Emit the entire listing verbatim.
>> begin Listed entries
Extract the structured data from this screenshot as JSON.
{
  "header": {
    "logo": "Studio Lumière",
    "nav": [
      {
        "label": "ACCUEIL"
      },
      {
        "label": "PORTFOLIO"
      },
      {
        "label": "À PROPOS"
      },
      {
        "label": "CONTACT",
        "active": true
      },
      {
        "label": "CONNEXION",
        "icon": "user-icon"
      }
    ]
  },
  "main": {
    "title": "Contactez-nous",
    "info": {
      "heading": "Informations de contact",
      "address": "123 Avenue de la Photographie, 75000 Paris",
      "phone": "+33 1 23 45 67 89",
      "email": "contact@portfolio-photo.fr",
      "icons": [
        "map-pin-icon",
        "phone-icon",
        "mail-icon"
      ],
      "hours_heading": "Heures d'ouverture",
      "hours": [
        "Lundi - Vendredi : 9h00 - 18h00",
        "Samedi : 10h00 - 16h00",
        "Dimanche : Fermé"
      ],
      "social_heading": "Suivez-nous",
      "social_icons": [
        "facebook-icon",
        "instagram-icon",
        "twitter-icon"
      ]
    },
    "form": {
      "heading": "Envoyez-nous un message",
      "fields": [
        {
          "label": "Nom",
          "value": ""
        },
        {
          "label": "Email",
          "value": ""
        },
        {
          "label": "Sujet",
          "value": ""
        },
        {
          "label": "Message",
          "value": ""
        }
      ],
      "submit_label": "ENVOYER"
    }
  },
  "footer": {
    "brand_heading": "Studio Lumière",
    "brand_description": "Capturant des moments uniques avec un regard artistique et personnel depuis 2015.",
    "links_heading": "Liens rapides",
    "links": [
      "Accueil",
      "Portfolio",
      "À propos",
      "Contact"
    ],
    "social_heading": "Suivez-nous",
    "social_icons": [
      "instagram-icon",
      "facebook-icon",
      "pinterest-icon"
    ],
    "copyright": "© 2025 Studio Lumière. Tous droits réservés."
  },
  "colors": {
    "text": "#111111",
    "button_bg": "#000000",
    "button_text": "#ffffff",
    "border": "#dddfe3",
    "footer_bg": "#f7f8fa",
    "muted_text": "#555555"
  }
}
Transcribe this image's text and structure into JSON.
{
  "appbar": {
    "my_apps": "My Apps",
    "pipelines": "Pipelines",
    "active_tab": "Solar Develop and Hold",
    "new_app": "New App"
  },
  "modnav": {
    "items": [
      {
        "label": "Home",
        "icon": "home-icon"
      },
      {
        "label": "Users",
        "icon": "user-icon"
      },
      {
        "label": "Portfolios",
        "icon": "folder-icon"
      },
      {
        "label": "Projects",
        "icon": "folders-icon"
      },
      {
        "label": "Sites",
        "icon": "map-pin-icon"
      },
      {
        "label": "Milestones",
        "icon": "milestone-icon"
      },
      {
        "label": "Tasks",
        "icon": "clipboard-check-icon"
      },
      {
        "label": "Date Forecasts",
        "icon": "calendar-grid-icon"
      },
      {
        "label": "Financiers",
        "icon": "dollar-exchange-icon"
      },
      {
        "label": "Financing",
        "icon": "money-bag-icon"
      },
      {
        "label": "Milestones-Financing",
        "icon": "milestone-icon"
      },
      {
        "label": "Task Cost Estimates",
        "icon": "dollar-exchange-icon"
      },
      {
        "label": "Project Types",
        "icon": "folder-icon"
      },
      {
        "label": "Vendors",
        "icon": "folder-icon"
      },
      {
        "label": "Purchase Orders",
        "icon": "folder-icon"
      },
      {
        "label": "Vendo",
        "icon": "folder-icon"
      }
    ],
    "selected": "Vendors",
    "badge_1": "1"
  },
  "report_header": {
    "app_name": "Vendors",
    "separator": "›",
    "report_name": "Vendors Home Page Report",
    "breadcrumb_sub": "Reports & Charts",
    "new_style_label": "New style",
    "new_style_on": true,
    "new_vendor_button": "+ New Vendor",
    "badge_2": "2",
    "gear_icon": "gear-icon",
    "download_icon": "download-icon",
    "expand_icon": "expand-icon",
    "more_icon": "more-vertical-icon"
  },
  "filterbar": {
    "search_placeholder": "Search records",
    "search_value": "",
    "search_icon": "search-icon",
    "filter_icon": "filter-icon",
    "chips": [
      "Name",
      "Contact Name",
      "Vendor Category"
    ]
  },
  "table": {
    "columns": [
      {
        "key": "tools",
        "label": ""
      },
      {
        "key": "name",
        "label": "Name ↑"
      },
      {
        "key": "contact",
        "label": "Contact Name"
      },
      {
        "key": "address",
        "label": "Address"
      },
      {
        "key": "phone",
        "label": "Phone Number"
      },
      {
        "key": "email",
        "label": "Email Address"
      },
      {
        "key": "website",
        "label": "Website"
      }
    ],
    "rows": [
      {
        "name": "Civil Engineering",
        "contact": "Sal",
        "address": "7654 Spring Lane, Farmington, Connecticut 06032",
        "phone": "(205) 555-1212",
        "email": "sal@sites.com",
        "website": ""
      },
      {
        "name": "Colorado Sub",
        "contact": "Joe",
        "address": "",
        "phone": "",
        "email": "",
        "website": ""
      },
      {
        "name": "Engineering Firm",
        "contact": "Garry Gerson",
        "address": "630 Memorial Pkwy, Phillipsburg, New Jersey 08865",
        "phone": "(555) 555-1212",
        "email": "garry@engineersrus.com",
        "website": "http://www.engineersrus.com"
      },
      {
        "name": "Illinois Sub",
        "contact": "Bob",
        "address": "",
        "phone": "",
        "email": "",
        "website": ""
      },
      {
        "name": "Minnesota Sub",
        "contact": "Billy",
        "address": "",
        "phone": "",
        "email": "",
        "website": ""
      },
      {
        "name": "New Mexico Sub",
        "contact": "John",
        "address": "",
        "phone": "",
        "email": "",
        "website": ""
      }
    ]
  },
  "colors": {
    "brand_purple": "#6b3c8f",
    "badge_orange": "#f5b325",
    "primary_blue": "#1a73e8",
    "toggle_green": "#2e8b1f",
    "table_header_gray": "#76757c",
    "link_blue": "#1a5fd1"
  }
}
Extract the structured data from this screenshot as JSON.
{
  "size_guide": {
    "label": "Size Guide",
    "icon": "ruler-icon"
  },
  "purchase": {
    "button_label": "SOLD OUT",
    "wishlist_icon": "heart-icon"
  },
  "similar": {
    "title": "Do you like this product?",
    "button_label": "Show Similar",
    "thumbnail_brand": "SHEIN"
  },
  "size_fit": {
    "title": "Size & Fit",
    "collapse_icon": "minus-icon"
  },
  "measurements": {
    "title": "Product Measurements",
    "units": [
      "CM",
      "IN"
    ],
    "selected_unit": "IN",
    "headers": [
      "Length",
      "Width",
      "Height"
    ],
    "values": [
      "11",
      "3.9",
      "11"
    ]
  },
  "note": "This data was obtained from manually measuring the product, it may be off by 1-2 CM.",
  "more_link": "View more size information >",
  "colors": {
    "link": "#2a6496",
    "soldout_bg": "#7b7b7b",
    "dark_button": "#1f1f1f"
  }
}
>> end Listed entries
▶ _Complete output_:
Extract the structured data from this screenshot as JSON.
{
  "header": {
    "logo": "Studio Lumière",
    "nav": [
      {
        "label": "ACCUEIL"
      },
      {
        "label": "PORTFOLIO"
      },
      {
        "label": "À PROPOS"
      },
      {
        "label": "CONTACT",
        "active": true
      },
      {
        "label": "CONNEXION",
        "icon": "user-icon"
      }
    ]
  },
  "main": {
    "title": "Contactez-nous",
    "info": {
      "heading": "Informations de contact",
      "address": "123 Avenue de la Photographie, 75000 Paris",
      "phone": "+33 1 23 45 67 89",
      "email": "contact@portfolio-photo.fr",
      "icons": [
        "map-pin-icon",
        "phone-icon",
        "mail-icon"
      ],
      "hours_heading": "Heures d'ouverture",
      "hours": [
        "Lundi - Vendredi : 9h00 - 18h00",
        "Samedi : 10h00 - 16h00",
        "Dimanche : Fermé"
      ],
      "social_heading": "Suivez-nous",
      "social_icons": [
        "facebook-icon",
        "instagram-icon",
        "twitter-icon"
      ]
    },
    "form": {
      "heading": "Envoyez-nous un message",
      "fields": [
        {
          "label": "Nom",
          "value": ""
        },
        {
          "label": "Email",
          "value": ""
        },
        {
          "label": "Sujet",
          "value": ""
        },
        {
          "label": "Message",
          "value": ""
        }
      ],
      "submit_label": "ENVOYER"
    }
  },
  "footer": {
    "brand_heading": "Studio Lumière",
    "brand_description": "Capturant des moments uniques avec un regard artistique et personnel depuis 2015.",
    "links_heading": "Liens rapides",
    "links": [
      "Accueil",
      "Portfolio",
      "À propos",
      "Contact"
    ],
    "social_heading": "Suivez-nous",
    "social_icons": [
      "instagram-icon",
      "facebook-icon",
      "pinterest-icon"
    ],
    "copyright": "© 2025 Studio Lumière. Tous droits réservés."
  },
  "colors": {
    "text": "#111111",
    "button_bg": "#000000",
    "button_text": "#ffffff",
    "border": "#dddfe3",
    "footer_bg": "#f7f8fa",
    "muted_text": "#555555"
  }
}
Transcribe this image's text and structure into JSON.
{
  "appbar": {
    "my_apps": "My Apps",
    "pipelines": "Pipelines",
    "active_tab": "Solar Develop and Hold",
    "new_app": "New App"
  },
  "modnav": {
    "items": [
      {
        "label": "Home",
        "icon": "home-icon"
      },
      {
        "label": "Users",
        "icon": "user-icon"
      },
      {
        "label": "Portfolios",
        "icon": "folder-icon"
      },
      {
        "label": "Projects",
        "icon": "folders-icon"
      },
      {
        "label": "Sites",
        "icon": "map-pin-icon"
      },
      {
        "label": "Milestones",
        "icon": "milestone-icon"
      },
      {
        "label": "Tasks",
        "icon": "clipboard-check-icon"
      },
      {
        "label": "Date Forecasts",
        "icon": "calendar-grid-icon"
      },
      {
        "label": "Financiers",
        "icon": "dollar-exchange-icon"
      },
      {
        "label": "Financing",
        "icon": "money-bag-icon"
      },
      {
        "label": "Milestones-Financing",
        "icon": "milestone-icon"
      },
      {
        "label": "Task Cost Estimates",
        "icon": "dollar-exchange-icon"
      },
      {
        "label": "Project Types",
        "icon": "folder-icon"
      },
      {
        "label": "Vendors",
        "icon": "folder-icon"
      },
      {
        "label": "Purchase Orders",
        "icon": "folder-icon"
      },
      {
        "label": "Vendo",
        "icon": "folder-icon"
      }
    ],
    "selected": "Vendors",
    "badge_1": "1"
  },
  "report_header": {
    "app_name": "Vendors",
    "separator": "›",
    "report_name": "Vendors Home Page Report",
    "breadcrumb_sub": "Reports & Charts",
    "new_style_label": "New style",
    "new_style_on": true,
    "new_vendor_button": "+ New Vendor",
    "badge_2": "2",
    "gear_icon": "gear-icon",
    "download_icon": "download-icon",
    "expand_icon": "expand-icon",
    "more_icon": "more-vertical-icon"
  },
  "filterbar": {
    "search_placeholder": "Search records",
    "search_value": "",
    "search_icon": "search-icon",
    "filter_icon": "filter-icon",
    "chips": [
      "Name",
      "Contact Name",
      "Vendor Category"
    ]
  },
  "table": {
    "columns": [
      {
        "key": "tools",
        "label": ""
      },
      {
        "key": "name",
        "label": "Name ↑"
      },
      {
        "key": "contact",
        "label": "Contact Name"
      },
      {
        "key": "address",
        "label": "Address"
      },
      {
        "key": "phone",
        "label": "Phone Number"
      },
      {
        "key": "email",
        "label": "Email Address"
      },
      {
        "key": "website",
        "label": "Website"
      }
    ],
    "rows": [
      {
        "name": "Civil Engineering",
        "contact": "Sal",
        "address": "7654 Spring Lane, Farmington, Connecticut 06032",
        "phone": "(205) 555-1212",
        "email": "sal@sites.com",
        "website": ""
      },
      {
        "name": "Colorado Sub",
        "contact": "Joe",
        "address": "",
        "phone": "",
        "email": "",
        "website": ""
      },
      {
        "name": "Engineering Firm",
        "contact": "Garry Gerson",
        "address": "630 Memorial Pkwy, Phillipsburg, New Jersey 08865",
        "phone": "(555) 555-1212",
        "email": "garry@engineersrus.com",
        "website": "http://www.engineersrus.com"
      },
      {
        "name": "Illinois Sub",
        "contact": "Bob",
        "address": "",
        "phone": "",
        "email": "",
        "website": ""
      },
      {
        "name": "Minnesota Sub",
        "contact": "Billy",
        "address": "",
        "phone": "",
        "email": "",
        "website": ""
      },
      {
        "name": "New Mexico Sub",
        "contact": "John",
        "address": "",
        "phone": "",
        "email": "",
        "website": ""
      }
    ]
  },
  "colors": {
    "brand_purple": "#6b3c8f",
    "badge_orange": "#f5b325",
    "primary_blue": "#1a73e8",
    "toggle_green": "#2e8b1f",
    "table_header_gray": "#76757c",
    "link_blue": "#1a5fd1"
  }
}
Extract the structured data from this screenshot as JSON.
{
  "size_guide": {
    "label": "Size Guide",
    "icon": "ruler-icon"
  },
  "purchase": {
    "button_label": "SOLD OUT",
    "wishlist_icon": "heart-icon"
  },
  "similar": {
    "title": "Do you like this product?",
    "button_label": "Show Similar",
    "thumbnail_brand": "SHEIN"
  },
  "size_fit": {
    "title": "Size & Fit",
    "collapse_icon": "minus-icon"
  },
  "measurements": {
    "title": "Product Measurements",
    "units": [
      "CM",
      "IN"
    ],
    "selected_unit": "IN",
    "headers": [
      "Length",
      "Width",
      "Height"
    ],
    "values": [
      "11",
      "3.9",
      "11"
    ]
  },
  "note": "This data was obtained from manually measuring the product, it may be off by 1-2 CM.",
  "more_link": "View more size information >",
  "colors": {
    "link": "#2a6496",
    "soldout_bg": "#7b7b7b",
    "dark_button": "#1f1f1f"
  }
}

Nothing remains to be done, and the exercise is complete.